JOB: In the material below, the lines containing the word "color" are required; copy each of them.

%%

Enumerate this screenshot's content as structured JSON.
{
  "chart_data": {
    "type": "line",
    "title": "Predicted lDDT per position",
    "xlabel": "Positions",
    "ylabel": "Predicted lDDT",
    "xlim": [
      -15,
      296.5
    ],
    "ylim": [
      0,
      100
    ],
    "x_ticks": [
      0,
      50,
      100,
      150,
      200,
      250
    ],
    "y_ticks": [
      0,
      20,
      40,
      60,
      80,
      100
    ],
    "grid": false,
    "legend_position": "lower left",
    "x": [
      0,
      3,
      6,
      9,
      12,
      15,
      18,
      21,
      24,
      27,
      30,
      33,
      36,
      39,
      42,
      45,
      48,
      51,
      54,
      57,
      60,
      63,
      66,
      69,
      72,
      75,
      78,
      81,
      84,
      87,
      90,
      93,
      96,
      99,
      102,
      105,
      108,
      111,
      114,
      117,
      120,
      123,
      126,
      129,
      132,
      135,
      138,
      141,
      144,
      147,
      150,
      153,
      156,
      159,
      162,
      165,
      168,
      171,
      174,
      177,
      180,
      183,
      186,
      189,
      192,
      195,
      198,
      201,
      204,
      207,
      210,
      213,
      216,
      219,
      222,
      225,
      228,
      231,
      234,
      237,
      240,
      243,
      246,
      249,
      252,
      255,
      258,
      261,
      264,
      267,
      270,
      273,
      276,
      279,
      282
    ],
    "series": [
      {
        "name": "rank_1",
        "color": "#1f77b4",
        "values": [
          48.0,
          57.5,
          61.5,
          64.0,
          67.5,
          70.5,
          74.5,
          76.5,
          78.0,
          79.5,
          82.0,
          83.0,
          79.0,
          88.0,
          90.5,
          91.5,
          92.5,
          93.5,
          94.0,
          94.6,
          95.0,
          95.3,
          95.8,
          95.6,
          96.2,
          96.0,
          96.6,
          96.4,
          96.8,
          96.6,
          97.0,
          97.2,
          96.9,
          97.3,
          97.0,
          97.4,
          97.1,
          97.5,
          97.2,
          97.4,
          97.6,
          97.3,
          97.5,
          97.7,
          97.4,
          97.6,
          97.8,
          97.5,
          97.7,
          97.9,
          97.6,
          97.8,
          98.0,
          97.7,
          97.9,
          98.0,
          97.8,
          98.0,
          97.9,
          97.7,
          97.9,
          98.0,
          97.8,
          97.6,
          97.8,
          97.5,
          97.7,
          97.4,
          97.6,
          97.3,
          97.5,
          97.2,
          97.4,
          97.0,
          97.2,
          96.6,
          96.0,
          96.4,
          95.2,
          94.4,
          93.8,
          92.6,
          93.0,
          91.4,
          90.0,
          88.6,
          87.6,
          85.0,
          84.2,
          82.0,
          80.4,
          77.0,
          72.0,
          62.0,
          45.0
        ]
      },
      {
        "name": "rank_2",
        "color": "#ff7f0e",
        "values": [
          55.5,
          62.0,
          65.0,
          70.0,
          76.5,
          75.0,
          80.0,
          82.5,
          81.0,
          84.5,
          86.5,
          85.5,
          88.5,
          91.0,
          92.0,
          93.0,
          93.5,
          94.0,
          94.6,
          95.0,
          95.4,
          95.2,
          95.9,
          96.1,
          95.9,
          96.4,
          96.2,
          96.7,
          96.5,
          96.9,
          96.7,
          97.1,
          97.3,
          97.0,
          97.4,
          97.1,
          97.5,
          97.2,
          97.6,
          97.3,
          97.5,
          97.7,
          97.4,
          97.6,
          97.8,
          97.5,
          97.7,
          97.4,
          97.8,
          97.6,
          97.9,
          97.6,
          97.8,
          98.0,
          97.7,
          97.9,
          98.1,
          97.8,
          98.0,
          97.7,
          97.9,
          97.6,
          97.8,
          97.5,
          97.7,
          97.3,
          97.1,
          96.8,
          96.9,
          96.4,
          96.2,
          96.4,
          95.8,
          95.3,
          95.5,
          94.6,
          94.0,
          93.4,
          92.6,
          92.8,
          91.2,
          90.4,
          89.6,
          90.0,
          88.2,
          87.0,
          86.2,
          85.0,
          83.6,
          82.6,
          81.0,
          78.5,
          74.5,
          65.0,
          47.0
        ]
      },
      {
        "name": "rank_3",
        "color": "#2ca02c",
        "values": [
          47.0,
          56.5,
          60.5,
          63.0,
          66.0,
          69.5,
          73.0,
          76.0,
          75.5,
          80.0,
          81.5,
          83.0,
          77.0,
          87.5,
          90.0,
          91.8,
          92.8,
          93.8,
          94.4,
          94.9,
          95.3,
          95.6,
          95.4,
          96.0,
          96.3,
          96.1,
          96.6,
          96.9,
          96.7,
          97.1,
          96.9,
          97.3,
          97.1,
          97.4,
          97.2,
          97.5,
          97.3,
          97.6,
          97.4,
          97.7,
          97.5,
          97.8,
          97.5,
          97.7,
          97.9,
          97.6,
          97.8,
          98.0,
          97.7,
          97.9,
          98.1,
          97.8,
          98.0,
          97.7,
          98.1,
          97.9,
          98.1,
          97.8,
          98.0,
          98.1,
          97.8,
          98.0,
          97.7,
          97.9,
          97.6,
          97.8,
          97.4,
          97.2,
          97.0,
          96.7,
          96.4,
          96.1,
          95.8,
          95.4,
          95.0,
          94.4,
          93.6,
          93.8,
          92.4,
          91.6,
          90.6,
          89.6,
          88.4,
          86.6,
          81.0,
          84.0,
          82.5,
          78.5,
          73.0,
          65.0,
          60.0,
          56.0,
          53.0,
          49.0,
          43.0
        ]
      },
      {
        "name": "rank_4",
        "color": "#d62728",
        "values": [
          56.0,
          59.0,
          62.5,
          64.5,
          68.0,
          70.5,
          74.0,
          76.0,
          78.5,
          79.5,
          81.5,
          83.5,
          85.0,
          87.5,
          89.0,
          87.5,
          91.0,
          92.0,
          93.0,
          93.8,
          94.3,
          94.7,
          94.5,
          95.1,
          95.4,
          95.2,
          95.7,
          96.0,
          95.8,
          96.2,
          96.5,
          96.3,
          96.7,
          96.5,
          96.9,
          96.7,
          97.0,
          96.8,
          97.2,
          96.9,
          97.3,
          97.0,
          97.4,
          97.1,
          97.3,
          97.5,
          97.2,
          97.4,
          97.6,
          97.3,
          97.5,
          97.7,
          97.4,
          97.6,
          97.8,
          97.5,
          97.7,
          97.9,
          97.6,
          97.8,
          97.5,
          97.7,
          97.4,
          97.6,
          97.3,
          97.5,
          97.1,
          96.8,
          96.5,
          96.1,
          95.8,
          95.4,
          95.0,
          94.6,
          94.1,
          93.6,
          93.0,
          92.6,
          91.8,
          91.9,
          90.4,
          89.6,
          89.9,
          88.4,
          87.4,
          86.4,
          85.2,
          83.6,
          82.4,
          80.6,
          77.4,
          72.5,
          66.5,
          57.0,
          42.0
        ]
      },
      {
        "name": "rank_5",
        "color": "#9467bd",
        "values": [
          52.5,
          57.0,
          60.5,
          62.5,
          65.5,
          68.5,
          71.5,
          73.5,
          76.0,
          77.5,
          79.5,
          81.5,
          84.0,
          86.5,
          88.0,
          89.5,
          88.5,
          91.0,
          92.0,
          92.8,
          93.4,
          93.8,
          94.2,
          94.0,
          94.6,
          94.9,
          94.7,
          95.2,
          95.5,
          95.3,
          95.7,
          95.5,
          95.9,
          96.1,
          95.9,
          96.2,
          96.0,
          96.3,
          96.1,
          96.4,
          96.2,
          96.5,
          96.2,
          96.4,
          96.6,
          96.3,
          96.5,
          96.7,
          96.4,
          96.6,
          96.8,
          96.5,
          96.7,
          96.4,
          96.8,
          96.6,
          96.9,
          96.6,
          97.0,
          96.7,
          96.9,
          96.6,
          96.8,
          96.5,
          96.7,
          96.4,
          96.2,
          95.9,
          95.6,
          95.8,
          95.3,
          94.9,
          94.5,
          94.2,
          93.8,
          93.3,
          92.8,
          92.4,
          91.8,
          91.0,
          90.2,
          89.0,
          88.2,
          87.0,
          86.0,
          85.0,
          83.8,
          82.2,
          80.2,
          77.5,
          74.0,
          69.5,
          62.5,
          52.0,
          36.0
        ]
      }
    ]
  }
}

%%

FINAL ANSWER:
        "color": "#1f77b4",
        "color": "#ff7f0e",
        "color": "#2ca02c",
        "color": "#d62728",
        "color": "#9467bd",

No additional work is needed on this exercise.